THE EXERCISE.
Tally every line featuring "батареи", then give that tally alone.

>>>

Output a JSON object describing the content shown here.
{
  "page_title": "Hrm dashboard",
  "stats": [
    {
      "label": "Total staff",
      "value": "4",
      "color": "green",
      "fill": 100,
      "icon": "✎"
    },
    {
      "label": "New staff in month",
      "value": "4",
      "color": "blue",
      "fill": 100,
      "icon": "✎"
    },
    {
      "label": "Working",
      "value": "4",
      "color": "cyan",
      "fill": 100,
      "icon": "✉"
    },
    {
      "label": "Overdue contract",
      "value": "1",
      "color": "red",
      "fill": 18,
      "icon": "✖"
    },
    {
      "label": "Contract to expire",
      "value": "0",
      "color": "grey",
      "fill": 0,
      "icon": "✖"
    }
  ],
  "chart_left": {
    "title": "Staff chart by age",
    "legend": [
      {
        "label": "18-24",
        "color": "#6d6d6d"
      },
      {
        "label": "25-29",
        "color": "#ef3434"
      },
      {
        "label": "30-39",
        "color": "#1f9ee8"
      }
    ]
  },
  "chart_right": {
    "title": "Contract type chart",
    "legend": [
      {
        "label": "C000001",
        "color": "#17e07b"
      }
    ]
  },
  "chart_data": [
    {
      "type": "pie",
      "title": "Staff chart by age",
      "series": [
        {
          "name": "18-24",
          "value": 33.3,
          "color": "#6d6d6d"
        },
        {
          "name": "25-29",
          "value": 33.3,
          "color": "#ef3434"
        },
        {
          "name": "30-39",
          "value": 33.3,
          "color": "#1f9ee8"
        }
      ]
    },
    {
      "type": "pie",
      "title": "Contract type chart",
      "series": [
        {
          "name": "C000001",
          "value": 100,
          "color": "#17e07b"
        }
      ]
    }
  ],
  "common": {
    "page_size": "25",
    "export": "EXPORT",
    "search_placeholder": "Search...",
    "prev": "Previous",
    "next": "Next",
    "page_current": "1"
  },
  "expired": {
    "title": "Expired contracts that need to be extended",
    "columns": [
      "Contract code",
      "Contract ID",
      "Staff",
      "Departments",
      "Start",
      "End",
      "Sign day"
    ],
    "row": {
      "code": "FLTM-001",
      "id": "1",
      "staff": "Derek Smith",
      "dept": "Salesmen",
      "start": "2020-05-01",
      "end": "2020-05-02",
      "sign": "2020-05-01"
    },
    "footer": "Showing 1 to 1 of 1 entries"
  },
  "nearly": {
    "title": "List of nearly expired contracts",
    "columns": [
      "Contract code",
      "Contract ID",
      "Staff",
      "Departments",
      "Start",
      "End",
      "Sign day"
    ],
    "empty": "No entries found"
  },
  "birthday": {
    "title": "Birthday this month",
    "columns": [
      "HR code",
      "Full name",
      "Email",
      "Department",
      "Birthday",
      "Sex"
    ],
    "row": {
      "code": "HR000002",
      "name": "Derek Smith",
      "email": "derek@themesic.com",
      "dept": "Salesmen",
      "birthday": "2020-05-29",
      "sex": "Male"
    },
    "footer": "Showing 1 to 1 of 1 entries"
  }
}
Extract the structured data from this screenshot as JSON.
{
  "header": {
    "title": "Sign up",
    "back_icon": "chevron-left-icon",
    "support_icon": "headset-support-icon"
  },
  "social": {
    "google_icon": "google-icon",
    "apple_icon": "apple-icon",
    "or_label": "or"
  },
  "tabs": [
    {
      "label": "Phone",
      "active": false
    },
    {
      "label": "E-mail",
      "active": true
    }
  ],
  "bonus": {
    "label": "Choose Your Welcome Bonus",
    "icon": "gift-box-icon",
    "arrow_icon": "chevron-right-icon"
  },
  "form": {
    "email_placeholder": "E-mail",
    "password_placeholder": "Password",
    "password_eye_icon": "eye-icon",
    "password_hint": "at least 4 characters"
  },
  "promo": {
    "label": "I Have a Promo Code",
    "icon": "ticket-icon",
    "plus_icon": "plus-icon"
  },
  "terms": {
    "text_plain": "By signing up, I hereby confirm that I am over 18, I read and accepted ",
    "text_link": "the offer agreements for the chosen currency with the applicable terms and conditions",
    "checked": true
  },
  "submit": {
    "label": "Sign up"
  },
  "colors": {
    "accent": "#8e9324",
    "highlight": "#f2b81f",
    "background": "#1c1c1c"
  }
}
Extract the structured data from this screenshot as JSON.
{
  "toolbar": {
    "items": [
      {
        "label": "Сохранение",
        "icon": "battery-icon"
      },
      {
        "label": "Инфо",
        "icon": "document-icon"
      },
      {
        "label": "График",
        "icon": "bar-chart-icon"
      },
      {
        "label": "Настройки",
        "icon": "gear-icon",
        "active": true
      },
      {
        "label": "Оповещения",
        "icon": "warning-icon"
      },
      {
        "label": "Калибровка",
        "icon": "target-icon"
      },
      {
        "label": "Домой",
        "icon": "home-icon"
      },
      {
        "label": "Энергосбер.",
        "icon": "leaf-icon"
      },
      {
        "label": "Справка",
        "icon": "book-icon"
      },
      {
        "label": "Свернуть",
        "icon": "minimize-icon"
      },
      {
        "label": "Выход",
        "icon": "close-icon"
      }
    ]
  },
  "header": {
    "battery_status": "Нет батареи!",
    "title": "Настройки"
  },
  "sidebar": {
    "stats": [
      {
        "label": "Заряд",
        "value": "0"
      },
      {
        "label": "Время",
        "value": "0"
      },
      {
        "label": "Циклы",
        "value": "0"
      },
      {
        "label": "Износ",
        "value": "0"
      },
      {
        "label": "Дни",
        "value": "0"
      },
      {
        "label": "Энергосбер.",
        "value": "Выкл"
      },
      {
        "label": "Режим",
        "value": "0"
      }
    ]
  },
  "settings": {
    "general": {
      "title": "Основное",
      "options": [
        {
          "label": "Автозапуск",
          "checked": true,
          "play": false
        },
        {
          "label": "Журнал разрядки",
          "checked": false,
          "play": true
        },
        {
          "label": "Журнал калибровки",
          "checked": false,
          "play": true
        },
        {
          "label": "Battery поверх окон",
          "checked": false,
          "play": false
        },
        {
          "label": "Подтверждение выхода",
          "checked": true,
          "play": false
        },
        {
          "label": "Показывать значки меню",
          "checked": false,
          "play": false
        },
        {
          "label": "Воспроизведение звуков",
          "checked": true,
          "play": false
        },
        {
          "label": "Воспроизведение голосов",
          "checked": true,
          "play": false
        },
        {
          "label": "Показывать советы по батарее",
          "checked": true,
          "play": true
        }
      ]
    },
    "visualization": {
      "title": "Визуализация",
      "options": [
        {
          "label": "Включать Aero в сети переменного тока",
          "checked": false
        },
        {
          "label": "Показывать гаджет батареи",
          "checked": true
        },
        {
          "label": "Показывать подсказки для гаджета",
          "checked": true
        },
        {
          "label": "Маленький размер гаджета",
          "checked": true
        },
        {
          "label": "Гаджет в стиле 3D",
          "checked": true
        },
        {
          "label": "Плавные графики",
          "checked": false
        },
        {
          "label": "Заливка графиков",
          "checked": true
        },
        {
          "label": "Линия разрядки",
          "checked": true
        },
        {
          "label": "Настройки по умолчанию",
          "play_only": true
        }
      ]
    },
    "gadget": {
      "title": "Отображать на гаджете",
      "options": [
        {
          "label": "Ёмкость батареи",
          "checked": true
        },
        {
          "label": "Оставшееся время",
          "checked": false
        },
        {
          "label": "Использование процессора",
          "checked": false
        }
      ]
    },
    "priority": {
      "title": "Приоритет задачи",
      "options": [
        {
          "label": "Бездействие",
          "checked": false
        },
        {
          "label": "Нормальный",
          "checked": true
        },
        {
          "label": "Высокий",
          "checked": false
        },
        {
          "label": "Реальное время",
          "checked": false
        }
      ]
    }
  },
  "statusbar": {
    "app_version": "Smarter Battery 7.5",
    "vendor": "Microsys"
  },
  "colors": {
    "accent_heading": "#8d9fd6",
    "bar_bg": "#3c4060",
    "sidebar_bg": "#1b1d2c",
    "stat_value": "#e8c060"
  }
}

<<<

COMPLETE OUTPUT.
3